What is asked:
Copy each line that has the string "Tether" somewhere in it.

Dataset content:
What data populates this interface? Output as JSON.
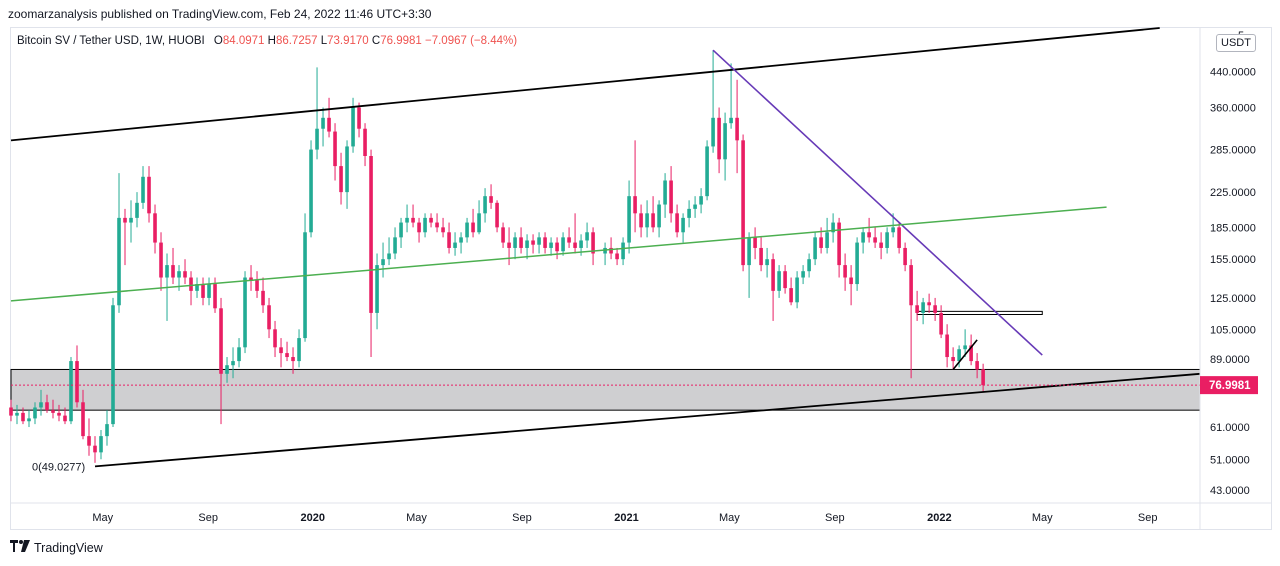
{
  "header": {
    "publisher_line": "zoomarzanalysis published on TradingView.com, Feb 24, 2022 11:46 UTC+3:30"
  },
  "legend": {
    "symbol": "Bitcoin SV / Tether USD, 1W, HUOBI",
    "open_label": "O",
    "open": "84.0971",
    "high_label": "H",
    "high": "86.7257",
    "low_label": "L",
    "low": "73.9170",
    "close_label": "C",
    "close": "76.9981",
    "change": "−7.0967 (−8.44%)"
  },
  "currency_button": "USDT",
  "footer": {
    "brand": "TradingView",
    "logo": "tradingview-logo"
  },
  "colors": {
    "up": "#22ab94",
    "down": "#ef5350",
    "downBody": "#e91e63",
    "channel": "#000000",
    "trend": "#673ab7",
    "green_line": "#4caf50",
    "zone": "#cfcfd1",
    "last_price_bg": "#e91e63"
  },
  "chart_data": {
    "type": "candlestick",
    "symbol": "Bitcoin SV / Tether USD",
    "exchange": "HUOBI",
    "interval": "1W",
    "y_scale": "log",
    "ylim": [
      40,
      560
    ],
    "y_ticks": [
      "440.0000",
      "360.0000",
      "285.0000",
      "225.0000",
      "185.0000",
      "155.0000",
      "125.0000",
      "105.0000",
      "89.0000",
      "75.0000",
      "61.0000",
      "51.0000",
      "43.0000"
    ],
    "y_tick_values": [
      440,
      360,
      285,
      225,
      185,
      155,
      125,
      105,
      89,
      75,
      61,
      51,
      43
    ],
    "top_tick_partial": "5",
    "x_ticks": [
      "May",
      "Sep",
      "2020",
      "May",
      "Sep",
      "2021",
      "May",
      "Sep",
      "2022",
      "May",
      "Sep"
    ],
    "x_tick_dates": [
      "2019-05-01",
      "2019-09-01",
      "2020-01-01",
      "2020-05-01",
      "2020-09-01",
      "2021-01-01",
      "2021-05-01",
      "2021-09-01",
      "2022-01-01",
      "2022-05-01",
      "2022-09-01"
    ],
    "x_bold": [
      false,
      false,
      true,
      false,
      false,
      true,
      false,
      false,
      true,
      false,
      false
    ],
    "x_range": [
      "2019-01-14",
      "2022-11-01"
    ],
    "last_price_label": "76.9981",
    "low_marker_label": "0(49.0277)",
    "candles": [
      [
        "2019-01-14",
        68,
        71,
        63,
        65
      ],
      [
        "2019-01-21",
        65,
        69,
        62,
        66
      ],
      [
        "2019-01-28",
        66,
        68,
        62,
        63
      ],
      [
        "2019-02-04",
        63,
        67,
        61,
        64
      ],
      [
        "2019-02-11",
        64,
        70,
        62,
        68
      ],
      [
        "2019-02-18",
        68,
        75,
        65,
        70
      ],
      [
        "2019-02-25",
        70,
        73,
        66,
        67
      ],
      [
        "2019-03-04",
        67,
        71,
        64,
        66
      ],
      [
        "2019-03-11",
        66,
        69,
        63,
        65
      ],
      [
        "2019-03-18",
        65,
        68,
        62,
        63
      ],
      [
        "2019-03-25",
        63,
        90,
        62,
        88
      ],
      [
        "2019-04-01",
        88,
        96,
        68,
        70
      ],
      [
        "2019-04-08",
        70,
        75,
        57,
        58
      ],
      [
        "2019-04-15",
        58,
        64,
        52,
        55
      ],
      [
        "2019-04-22",
        55,
        58,
        50,
        53
      ],
      [
        "2019-04-29",
        53,
        60,
        51,
        58
      ],
      [
        "2019-05-06",
        58,
        67,
        55,
        62
      ],
      [
        "2019-05-13",
        62,
        125,
        61,
        120
      ],
      [
        "2019-05-20",
        120,
        250,
        115,
        195
      ],
      [
        "2019-05-27",
        195,
        205,
        150,
        190
      ],
      [
        "2019-06-03",
        190,
        215,
        170,
        195
      ],
      [
        "2019-06-10",
        195,
        225,
        185,
        212
      ],
      [
        "2019-06-17",
        212,
        260,
        205,
        245
      ],
      [
        "2019-06-24",
        245,
        260,
        190,
        200
      ],
      [
        "2019-07-01",
        200,
        210,
        160,
        170
      ],
      [
        "2019-07-08",
        170,
        180,
        130,
        140
      ],
      [
        "2019-07-15",
        140,
        160,
        110,
        150
      ],
      [
        "2019-07-22",
        150,
        165,
        135,
        140
      ],
      [
        "2019-07-29",
        140,
        150,
        130,
        145
      ],
      [
        "2019-08-05",
        145,
        155,
        135,
        140
      ],
      [
        "2019-08-12",
        140,
        145,
        120,
        130
      ],
      [
        "2019-08-19",
        130,
        140,
        125,
        135
      ],
      [
        "2019-08-26",
        135,
        140,
        120,
        125
      ],
      [
        "2019-09-02",
        125,
        140,
        120,
        135
      ],
      [
        "2019-09-09",
        135,
        140,
        115,
        118
      ],
      [
        "2019-09-16",
        118,
        125,
        62,
        82
      ],
      [
        "2019-09-23",
        82,
        90,
        78,
        86
      ],
      [
        "2019-09-30",
        86,
        95,
        80,
        88
      ],
      [
        "2019-10-07",
        88,
        100,
        85,
        95
      ],
      [
        "2019-10-14",
        95,
        145,
        92,
        140
      ],
      [
        "2019-10-21",
        140,
        150,
        130,
        138
      ],
      [
        "2019-10-28",
        138,
        145,
        125,
        130
      ],
      [
        "2019-11-04",
        130,
        140,
        115,
        120
      ],
      [
        "2019-11-11",
        120,
        125,
        100,
        105
      ],
      [
        "2019-11-18",
        105,
        110,
        90,
        95
      ],
      [
        "2019-11-25",
        95,
        100,
        85,
        92
      ],
      [
        "2019-12-02",
        92,
        98,
        88,
        90
      ],
      [
        "2019-12-09",
        90,
        95,
        82,
        88
      ],
      [
        "2019-12-16",
        88,
        105,
        85,
        100
      ],
      [
        "2019-12-23",
        100,
        200,
        98,
        180
      ],
      [
        "2019-12-30",
        180,
        300,
        175,
        285
      ],
      [
        "2020-01-06",
        285,
        450,
        270,
        320
      ],
      [
        "2020-01-13",
        320,
        360,
        290,
        340
      ],
      [
        "2020-01-20",
        340,
        380,
        305,
        315
      ],
      [
        "2020-01-27",
        315,
        330,
        240,
        260
      ],
      [
        "2020-02-03",
        260,
        280,
        210,
        225
      ],
      [
        "2020-02-10",
        225,
        300,
        205,
        290
      ],
      [
        "2020-02-17",
        290,
        380,
        280,
        360
      ],
      [
        "2020-02-24",
        360,
        370,
        305,
        320
      ],
      [
        "2020-03-02",
        320,
        330,
        260,
        275
      ],
      [
        "2020-03-09",
        275,
        285,
        90,
        115
      ],
      [
        "2020-03-16",
        115,
        160,
        105,
        150
      ],
      [
        "2020-03-23",
        150,
        170,
        140,
        155
      ],
      [
        "2020-03-30",
        155,
        175,
        150,
        160
      ],
      [
        "2020-04-06",
        160,
        185,
        155,
        175
      ],
      [
        "2020-04-13",
        175,
        195,
        165,
        190
      ],
      [
        "2020-04-20",
        190,
        210,
        180,
        195
      ],
      [
        "2020-04-27",
        195,
        210,
        185,
        190
      ],
      [
        "2020-05-04",
        190,
        195,
        170,
        180
      ],
      [
        "2020-05-11",
        180,
        200,
        175,
        195
      ],
      [
        "2020-05-18",
        195,
        200,
        185,
        190
      ],
      [
        "2020-05-25",
        190,
        200,
        180,
        185
      ],
      [
        "2020-06-01",
        185,
        195,
        175,
        180
      ],
      [
        "2020-06-08",
        180,
        190,
        160,
        165
      ],
      [
        "2020-06-15",
        165,
        180,
        158,
        170
      ],
      [
        "2020-06-22",
        170,
        180,
        160,
        175
      ],
      [
        "2020-06-29",
        175,
        195,
        170,
        190
      ],
      [
        "2020-07-06",
        190,
        205,
        175,
        180
      ],
      [
        "2020-07-13",
        180,
        215,
        178,
        200
      ],
      [
        "2020-07-20",
        200,
        230,
        190,
        220
      ],
      [
        "2020-07-27",
        220,
        235,
        205,
        212
      ],
      [
        "2020-08-03",
        212,
        215,
        180,
        185
      ],
      [
        "2020-08-10",
        185,
        190,
        165,
        170
      ],
      [
        "2020-08-17",
        170,
        185,
        150,
        165
      ],
      [
        "2020-08-24",
        165,
        180,
        155,
        175
      ],
      [
        "2020-08-31",
        175,
        185,
        160,
        165
      ],
      [
        "2020-09-07",
        165,
        178,
        155,
        172
      ],
      [
        "2020-09-14",
        172,
        178,
        160,
        168
      ],
      [
        "2020-09-21",
        168,
        180,
        160,
        175
      ],
      [
        "2020-09-28",
        175,
        180,
        160,
        165
      ],
      [
        "2020-10-05",
        165,
        175,
        158,
        170
      ],
      [
        "2020-10-12",
        170,
        175,
        155,
        162
      ],
      [
        "2020-10-19",
        162,
        180,
        158,
        175
      ],
      [
        "2020-10-26",
        175,
        185,
        165,
        170
      ],
      [
        "2020-11-02",
        170,
        200,
        160,
        165
      ],
      [
        "2020-11-09",
        165,
        178,
        158,
        172
      ],
      [
        "2020-11-16",
        172,
        190,
        165,
        180
      ],
      [
        "2020-11-23",
        180,
        185,
        150,
        160
      ],
      [
        "2020-12-07",
        160,
        170,
        150,
        165
      ],
      [
        "2020-12-14",
        165,
        175,
        155,
        160
      ],
      [
        "2020-12-21",
        160,
        165,
        150,
        155
      ],
      [
        "2020-12-28",
        155,
        175,
        150,
        170
      ],
      [
        "2021-01-04",
        170,
        240,
        160,
        220
      ],
      [
        "2021-01-11",
        220,
        300,
        180,
        200
      ],
      [
        "2021-01-18",
        200,
        210,
        175,
        185
      ],
      [
        "2021-01-25",
        185,
        215,
        175,
        200
      ],
      [
        "2021-02-01",
        200,
        220,
        180,
        185
      ],
      [
        "2021-02-08",
        185,
        215,
        175,
        210
      ],
      [
        "2021-02-15",
        210,
        250,
        195,
        240
      ],
      [
        "2021-02-22",
        240,
        260,
        190,
        200
      ],
      [
        "2021-03-01",
        200,
        210,
        175,
        180
      ],
      [
        "2021-03-08",
        180,
        200,
        170,
        195
      ],
      [
        "2021-03-15",
        195,
        215,
        185,
        205
      ],
      [
        "2021-03-22",
        205,
        220,
        195,
        210
      ],
      [
        "2021-03-29",
        210,
        230,
        200,
        220
      ],
      [
        "2021-04-05",
        220,
        300,
        215,
        290
      ],
      [
        "2021-04-12",
        290,
        495,
        280,
        340
      ],
      [
        "2021-04-19",
        340,
        360,
        250,
        270
      ],
      [
        "2021-04-26",
        270,
        350,
        240,
        330
      ],
      [
        "2021-05-03",
        330,
        460,
        320,
        340
      ],
      [
        "2021-05-10",
        340,
        420,
        250,
        300
      ],
      [
        "2021-05-17",
        300,
        310,
        145,
        150
      ],
      [
        "2021-05-24",
        150,
        180,
        125,
        175
      ],
      [
        "2021-05-31",
        175,
        185,
        155,
        165
      ],
      [
        "2021-06-07",
        165,
        175,
        145,
        150
      ],
      [
        "2021-06-14",
        150,
        165,
        140,
        155
      ],
      [
        "2021-06-21",
        155,
        160,
        110,
        130
      ],
      [
        "2021-06-28",
        130,
        150,
        125,
        145
      ],
      [
        "2021-07-05",
        145,
        150,
        128,
        132
      ],
      [
        "2021-07-12",
        132,
        140,
        120,
        122
      ],
      [
        "2021-07-19",
        122,
        145,
        118,
        140
      ],
      [
        "2021-07-26",
        140,
        150,
        135,
        145
      ],
      [
        "2021-08-02",
        145,
        160,
        140,
        155
      ],
      [
        "2021-08-09",
        155,
        180,
        150,
        175
      ],
      [
        "2021-08-16",
        175,
        185,
        160,
        165
      ],
      [
        "2021-08-23",
        165,
        195,
        160,
        180
      ],
      [
        "2021-08-30",
        180,
        200,
        170,
        190
      ],
      [
        "2021-09-06",
        190,
        195,
        140,
        150
      ],
      [
        "2021-09-13",
        150,
        160,
        130,
        140
      ],
      [
        "2021-09-20",
        140,
        150,
        120,
        135
      ],
      [
        "2021-09-27",
        135,
        175,
        130,
        170
      ],
      [
        "2021-10-04",
        170,
        185,
        160,
        180
      ],
      [
        "2021-10-11",
        180,
        195,
        170,
        175
      ],
      [
        "2021-10-18",
        175,
        185,
        165,
        170
      ],
      [
        "2021-10-25",
        170,
        180,
        155,
        165
      ],
      [
        "2021-11-01",
        165,
        185,
        160,
        180
      ],
      [
        "2021-11-08",
        180,
        200,
        175,
        185
      ],
      [
        "2021-11-15",
        185,
        190,
        160,
        165
      ],
      [
        "2021-11-22",
        165,
        170,
        145,
        150
      ],
      [
        "2021-11-29",
        150,
        155,
        80,
        120
      ],
      [
        "2021-12-06",
        120,
        130,
        110,
        115
      ],
      [
        "2021-12-13",
        115,
        125,
        108,
        122
      ],
      [
        "2021-12-20",
        122,
        128,
        115,
        120
      ],
      [
        "2021-12-27",
        120,
        125,
        110,
        115
      ],
      [
        "2022-01-03",
        115,
        120,
        100,
        102
      ],
      [
        "2022-01-10",
        102,
        108,
        85,
        90
      ],
      [
        "2022-01-17",
        90,
        95,
        84,
        88
      ],
      [
        "2022-01-24",
        88,
        96,
        85,
        94
      ],
      [
        "2022-01-31",
        94,
        105,
        90,
        96
      ],
      [
        "2022-02-07",
        96,
        102,
        86,
        88
      ],
      [
        "2022-02-14",
        88,
        92,
        80,
        84
      ],
      [
        "2022-02-21",
        84.0971,
        86.7257,
        73.917,
        76.9981
      ]
    ],
    "annotations": [
      {
        "type": "channel-upper-line",
        "from": [
          "2019-01-14",
          300
        ],
        "to": [
          "2022-09-15",
          560
        ]
      },
      {
        "type": "channel-lower-line",
        "from": [
          "2019-04-22",
          49.0277
        ],
        "to": [
          "2022-11-01",
          82
        ]
      },
      {
        "type": "descending-trendline",
        "from": [
          "2021-04-12",
          495
        ],
        "to": [
          "2022-05-01",
          91
        ]
      },
      {
        "type": "green-trendline",
        "from": [
          "2019-01-14",
          123
        ],
        "to": [
          "2022-07-15",
          207
        ]
      },
      {
        "type": "support-zone",
        "from_date": "2019-01-14",
        "to_date": "2022-11-01",
        "low": 67,
        "high": 84
      },
      {
        "type": "resistance-zone",
        "from_date": "2021-12-06",
        "to_date": "2022-05-01",
        "low": 114,
        "high": 116
      },
      {
        "type": "short-black-line",
        "from": [
          "2022-01-17",
          84
        ],
        "to": [
          "2022-02-14",
          99
        ]
      },
      {
        "type": "last-price-line",
        "value": 76.9981
      }
    ]
  }
}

The output:
    "symbol": "Bitcoin SV / Tether USD, 1W, HUOBI",
    "symbol": "Bitcoin SV / Tether USD",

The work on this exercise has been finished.